**GIVEN EXERCISE**
Your task is to gather the lines below that hold the string "hereinafter".

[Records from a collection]
/---

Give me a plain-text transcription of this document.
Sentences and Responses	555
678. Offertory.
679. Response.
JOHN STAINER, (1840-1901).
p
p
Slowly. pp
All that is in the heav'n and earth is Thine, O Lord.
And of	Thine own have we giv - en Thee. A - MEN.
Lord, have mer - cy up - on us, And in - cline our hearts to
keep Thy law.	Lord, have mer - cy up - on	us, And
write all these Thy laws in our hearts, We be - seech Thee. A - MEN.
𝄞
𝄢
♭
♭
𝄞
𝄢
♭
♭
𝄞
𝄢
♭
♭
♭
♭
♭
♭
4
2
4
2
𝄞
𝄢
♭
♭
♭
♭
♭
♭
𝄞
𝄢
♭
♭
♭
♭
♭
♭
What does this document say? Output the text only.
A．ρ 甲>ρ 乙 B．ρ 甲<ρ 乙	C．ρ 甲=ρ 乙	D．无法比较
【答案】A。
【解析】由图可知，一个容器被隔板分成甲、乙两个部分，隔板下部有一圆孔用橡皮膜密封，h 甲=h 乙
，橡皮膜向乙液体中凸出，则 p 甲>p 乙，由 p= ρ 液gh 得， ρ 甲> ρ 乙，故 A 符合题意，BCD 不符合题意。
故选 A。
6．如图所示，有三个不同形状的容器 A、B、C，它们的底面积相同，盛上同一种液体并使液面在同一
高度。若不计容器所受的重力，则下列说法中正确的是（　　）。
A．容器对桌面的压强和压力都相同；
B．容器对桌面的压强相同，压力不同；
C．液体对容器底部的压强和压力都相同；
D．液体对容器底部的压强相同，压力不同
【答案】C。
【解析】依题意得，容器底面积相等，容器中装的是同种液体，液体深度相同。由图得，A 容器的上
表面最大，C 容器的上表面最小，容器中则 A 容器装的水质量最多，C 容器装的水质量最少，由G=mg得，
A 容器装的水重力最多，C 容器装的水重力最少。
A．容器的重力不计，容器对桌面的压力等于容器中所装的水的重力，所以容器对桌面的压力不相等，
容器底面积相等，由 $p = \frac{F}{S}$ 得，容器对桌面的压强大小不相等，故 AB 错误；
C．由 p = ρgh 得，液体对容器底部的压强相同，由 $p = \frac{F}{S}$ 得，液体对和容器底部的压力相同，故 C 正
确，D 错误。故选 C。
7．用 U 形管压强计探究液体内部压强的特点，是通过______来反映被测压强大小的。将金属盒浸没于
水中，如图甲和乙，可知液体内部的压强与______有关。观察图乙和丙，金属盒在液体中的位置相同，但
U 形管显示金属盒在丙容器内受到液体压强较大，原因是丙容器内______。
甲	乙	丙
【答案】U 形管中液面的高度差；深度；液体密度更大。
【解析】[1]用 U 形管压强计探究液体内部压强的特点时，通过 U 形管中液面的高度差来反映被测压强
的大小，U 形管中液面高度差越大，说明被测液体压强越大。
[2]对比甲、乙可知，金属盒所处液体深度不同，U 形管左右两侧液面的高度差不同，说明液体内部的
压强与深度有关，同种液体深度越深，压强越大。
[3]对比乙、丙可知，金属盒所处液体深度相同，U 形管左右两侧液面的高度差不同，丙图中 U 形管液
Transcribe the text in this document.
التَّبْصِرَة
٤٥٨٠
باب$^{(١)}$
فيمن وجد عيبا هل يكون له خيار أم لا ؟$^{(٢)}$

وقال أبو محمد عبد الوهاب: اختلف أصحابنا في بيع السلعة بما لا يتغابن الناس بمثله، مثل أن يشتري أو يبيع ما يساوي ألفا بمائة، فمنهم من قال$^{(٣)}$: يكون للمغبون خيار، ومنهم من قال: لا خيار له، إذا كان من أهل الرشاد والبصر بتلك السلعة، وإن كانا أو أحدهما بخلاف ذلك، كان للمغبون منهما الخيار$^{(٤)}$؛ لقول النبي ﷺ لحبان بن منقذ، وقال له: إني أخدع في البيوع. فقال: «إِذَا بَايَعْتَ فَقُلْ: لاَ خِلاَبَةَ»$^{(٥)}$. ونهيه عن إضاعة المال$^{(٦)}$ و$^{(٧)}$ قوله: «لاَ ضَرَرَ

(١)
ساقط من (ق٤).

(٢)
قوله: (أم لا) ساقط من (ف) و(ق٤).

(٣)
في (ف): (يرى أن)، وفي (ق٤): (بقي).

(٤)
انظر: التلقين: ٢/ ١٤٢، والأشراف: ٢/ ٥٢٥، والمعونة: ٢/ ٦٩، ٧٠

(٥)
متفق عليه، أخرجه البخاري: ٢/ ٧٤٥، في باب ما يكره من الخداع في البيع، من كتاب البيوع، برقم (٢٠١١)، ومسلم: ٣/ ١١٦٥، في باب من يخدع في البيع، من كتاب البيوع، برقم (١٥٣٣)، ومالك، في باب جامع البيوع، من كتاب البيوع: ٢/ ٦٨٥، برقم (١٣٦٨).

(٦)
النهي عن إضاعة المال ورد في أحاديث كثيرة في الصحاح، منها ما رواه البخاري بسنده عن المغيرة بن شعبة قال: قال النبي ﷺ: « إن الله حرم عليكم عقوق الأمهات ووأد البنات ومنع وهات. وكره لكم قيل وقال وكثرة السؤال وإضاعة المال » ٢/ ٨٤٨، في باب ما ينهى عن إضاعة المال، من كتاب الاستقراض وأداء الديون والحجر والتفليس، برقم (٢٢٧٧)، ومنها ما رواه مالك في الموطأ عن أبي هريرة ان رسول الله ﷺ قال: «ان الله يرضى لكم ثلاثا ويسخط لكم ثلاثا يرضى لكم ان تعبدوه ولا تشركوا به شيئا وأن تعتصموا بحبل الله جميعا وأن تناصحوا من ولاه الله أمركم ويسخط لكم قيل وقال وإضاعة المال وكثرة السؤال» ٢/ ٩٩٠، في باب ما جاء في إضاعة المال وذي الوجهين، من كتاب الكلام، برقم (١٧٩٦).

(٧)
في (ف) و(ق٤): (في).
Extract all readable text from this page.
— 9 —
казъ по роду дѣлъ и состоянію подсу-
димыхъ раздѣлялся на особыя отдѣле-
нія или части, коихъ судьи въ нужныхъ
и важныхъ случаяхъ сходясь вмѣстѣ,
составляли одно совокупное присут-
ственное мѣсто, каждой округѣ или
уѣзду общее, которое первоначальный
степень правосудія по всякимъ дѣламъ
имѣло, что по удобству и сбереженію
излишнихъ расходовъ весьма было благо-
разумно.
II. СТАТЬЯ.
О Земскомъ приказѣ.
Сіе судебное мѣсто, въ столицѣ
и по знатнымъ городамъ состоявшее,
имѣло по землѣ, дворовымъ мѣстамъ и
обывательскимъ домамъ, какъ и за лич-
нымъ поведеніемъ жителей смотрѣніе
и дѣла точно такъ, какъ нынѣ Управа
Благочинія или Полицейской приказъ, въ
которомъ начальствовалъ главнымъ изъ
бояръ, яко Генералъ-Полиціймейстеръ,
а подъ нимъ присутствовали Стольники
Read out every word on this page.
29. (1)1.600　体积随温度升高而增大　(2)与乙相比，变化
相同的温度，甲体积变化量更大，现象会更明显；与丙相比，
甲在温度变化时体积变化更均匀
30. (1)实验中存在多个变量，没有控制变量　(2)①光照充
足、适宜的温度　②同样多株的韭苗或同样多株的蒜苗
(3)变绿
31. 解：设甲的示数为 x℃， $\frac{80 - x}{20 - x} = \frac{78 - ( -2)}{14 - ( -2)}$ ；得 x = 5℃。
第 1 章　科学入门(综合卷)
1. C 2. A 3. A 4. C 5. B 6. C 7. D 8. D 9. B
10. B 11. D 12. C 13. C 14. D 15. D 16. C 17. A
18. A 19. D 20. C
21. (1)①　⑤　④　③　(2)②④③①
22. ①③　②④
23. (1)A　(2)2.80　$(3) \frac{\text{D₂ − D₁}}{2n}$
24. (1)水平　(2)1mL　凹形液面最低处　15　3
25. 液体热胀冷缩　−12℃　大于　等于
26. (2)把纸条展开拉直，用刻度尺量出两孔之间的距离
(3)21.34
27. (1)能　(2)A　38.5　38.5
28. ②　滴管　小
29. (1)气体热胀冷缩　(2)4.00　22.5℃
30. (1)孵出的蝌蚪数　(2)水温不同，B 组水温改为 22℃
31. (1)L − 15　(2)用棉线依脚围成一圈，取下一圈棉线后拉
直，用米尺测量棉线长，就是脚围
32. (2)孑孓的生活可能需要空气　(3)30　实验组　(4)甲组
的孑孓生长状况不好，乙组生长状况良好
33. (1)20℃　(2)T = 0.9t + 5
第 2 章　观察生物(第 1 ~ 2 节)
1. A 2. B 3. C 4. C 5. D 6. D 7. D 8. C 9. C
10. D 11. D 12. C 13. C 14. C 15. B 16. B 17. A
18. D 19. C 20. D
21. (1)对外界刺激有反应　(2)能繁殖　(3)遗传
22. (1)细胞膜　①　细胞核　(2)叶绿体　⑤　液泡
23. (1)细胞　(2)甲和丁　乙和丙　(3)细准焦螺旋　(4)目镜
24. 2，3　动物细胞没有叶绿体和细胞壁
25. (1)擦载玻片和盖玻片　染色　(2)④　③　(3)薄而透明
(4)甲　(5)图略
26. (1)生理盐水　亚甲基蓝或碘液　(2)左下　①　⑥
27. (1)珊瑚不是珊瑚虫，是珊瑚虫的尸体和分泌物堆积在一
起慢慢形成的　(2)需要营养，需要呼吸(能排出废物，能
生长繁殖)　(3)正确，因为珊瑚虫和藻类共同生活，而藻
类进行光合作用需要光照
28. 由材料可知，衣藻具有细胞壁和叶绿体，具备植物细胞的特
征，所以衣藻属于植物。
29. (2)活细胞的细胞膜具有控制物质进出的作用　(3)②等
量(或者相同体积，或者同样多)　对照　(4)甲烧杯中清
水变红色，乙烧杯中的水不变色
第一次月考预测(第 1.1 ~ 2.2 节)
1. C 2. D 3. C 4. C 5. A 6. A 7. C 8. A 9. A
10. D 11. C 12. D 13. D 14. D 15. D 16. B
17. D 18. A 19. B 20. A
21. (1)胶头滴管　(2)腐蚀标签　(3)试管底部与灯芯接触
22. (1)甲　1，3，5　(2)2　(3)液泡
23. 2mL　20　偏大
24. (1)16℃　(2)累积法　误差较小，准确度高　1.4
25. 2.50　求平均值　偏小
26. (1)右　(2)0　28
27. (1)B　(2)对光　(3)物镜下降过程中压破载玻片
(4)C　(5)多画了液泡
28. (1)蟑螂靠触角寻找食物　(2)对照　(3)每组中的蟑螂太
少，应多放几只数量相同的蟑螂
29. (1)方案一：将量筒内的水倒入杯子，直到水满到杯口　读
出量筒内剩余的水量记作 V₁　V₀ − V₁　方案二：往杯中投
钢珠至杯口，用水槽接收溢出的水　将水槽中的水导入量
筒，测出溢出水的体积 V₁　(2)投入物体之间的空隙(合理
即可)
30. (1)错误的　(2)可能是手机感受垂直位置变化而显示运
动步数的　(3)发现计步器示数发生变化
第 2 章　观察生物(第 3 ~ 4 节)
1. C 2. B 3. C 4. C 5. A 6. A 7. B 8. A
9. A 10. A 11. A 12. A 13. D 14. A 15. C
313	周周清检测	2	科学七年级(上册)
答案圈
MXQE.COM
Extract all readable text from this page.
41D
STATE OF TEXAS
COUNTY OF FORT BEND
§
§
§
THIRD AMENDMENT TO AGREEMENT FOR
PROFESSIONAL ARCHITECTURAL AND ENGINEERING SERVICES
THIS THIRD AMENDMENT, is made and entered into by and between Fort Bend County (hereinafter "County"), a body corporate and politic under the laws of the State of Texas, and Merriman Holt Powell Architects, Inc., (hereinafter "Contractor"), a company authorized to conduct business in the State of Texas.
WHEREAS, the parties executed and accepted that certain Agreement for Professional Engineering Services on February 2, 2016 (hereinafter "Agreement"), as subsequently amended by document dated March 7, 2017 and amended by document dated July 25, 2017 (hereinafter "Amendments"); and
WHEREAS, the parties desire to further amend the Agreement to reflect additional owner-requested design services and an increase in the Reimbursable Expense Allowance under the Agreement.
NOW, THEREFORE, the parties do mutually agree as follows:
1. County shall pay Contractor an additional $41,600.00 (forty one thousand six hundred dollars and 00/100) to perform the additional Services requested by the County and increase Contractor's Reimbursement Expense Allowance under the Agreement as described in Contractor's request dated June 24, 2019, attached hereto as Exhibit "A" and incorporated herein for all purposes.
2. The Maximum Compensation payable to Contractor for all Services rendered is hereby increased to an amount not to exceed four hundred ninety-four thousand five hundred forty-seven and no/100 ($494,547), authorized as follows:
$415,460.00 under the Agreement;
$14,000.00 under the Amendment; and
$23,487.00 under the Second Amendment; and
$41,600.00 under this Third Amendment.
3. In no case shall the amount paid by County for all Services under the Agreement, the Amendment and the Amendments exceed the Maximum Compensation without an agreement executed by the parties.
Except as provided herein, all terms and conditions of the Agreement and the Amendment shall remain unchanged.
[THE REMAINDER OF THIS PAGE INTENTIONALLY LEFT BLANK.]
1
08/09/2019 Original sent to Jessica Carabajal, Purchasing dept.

\---

**WRITTEN SOLUTION**
THIS THIRD AMENDMENT, is made and entered into by and between Fort Bend County (hereinafter "County"), a body corporate and politic under the laws of the State of Texas, and Merriman Holt Powell Architects, Inc., (hereinafter "Contractor"), a company authorized to conduct business in the State of Texas.
WHEREAS, the parties executed and accepted that certain Agreement for Professional Engineering Services on February 2, 2016 (hereinafter "Agreement"), as subsequently amended by document dated March 7, 2017 and amended by document dated July 25, 2017 (hereinafter "Amendments"); and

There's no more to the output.